Repeat every entry word for word, but leave the images out of your copy.

[Data records]

########

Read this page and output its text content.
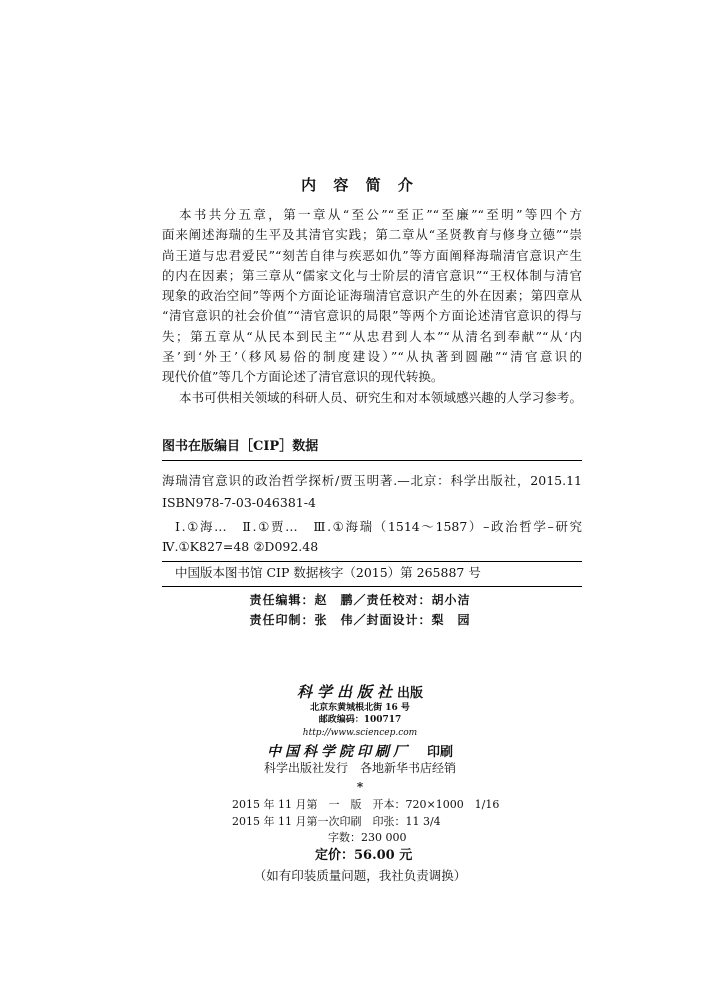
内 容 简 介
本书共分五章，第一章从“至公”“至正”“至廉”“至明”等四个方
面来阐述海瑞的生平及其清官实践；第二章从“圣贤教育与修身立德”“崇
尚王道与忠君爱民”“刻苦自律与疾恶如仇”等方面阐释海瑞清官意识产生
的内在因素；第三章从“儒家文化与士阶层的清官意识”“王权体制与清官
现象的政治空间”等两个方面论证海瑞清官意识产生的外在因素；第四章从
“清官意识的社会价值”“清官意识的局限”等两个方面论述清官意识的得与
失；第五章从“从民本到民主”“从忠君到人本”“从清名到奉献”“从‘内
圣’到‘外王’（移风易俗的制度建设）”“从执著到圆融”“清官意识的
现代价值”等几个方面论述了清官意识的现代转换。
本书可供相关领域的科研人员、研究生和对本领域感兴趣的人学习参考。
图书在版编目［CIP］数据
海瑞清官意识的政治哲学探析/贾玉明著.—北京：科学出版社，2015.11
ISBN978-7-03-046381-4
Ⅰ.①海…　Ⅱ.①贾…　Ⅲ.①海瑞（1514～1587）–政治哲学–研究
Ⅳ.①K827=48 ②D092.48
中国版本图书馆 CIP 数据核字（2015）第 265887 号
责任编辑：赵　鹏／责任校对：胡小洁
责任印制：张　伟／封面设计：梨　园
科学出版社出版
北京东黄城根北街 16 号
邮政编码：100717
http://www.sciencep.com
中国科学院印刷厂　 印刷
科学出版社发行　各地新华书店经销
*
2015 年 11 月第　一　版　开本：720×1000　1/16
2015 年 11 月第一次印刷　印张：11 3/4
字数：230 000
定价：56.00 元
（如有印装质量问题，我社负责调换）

########

REPLY =
Read this page and output its text content.
内 容 简 介
本书共分五章，第一章从“至公”“至正”“至廉”“至明”等四个方
面来阐述海瑞的生平及其清官实践；第二章从“圣贤教育与修身立德”“崇
尚王道与忠君爱民”“刻苦自律与疾恶如仇”等方面阐释海瑞清官意识产生
的内在因素；第三章从“儒家文化与士阶层的清官意识”“王权体制与清官
现象的政治空间”等两个方面论证海瑞清官意识产生的外在因素；第四章从
“清官意识的社会价值”“清官意识的局限”等两个方面论述清官意识的得与
失；第五章从“从民本到民主”“从忠君到人本”“从清名到奉献”“从‘内
圣’到‘外王’（移风易俗的制度建设）”“从执著到圆融”“清官意识的
现代价值”等几个方面论述了清官意识的现代转换。
本书可供相关领域的科研人员、研究生和对本领域感兴趣的人学习参考。
图书在版编目［CIP］数据
海瑞清官意识的政治哲学探析/贾玉明著.—北京：科学出版社，2015.11
ISBN978-7-03-046381-4
Ⅰ.①海…　Ⅱ.①贾…　Ⅲ.①海瑞（1514～1587）–政治哲学–研究
Ⅳ.①K827=48 ②D092.48
中国版本图书馆 CIP 数据核字（2015）第 265887 号
责任编辑：赵　鹏／责任校对：胡小洁
责任印制：张　伟／封面设计：梨　园
科学出版社出版
北京东黄城根北街 16 号
邮政编码：100717
http://www.sciencep.com
中国科学院印刷厂　 印刷
科学出版社发行　各地新华书店经销
*
2015 年 11 月第　一　版　开本：720×1000　1/16
2015 年 11 月第一次印刷　印张：11 3/4
字数：230 000
定价：56.00 元
（如有印装质量问题，我社负责调换）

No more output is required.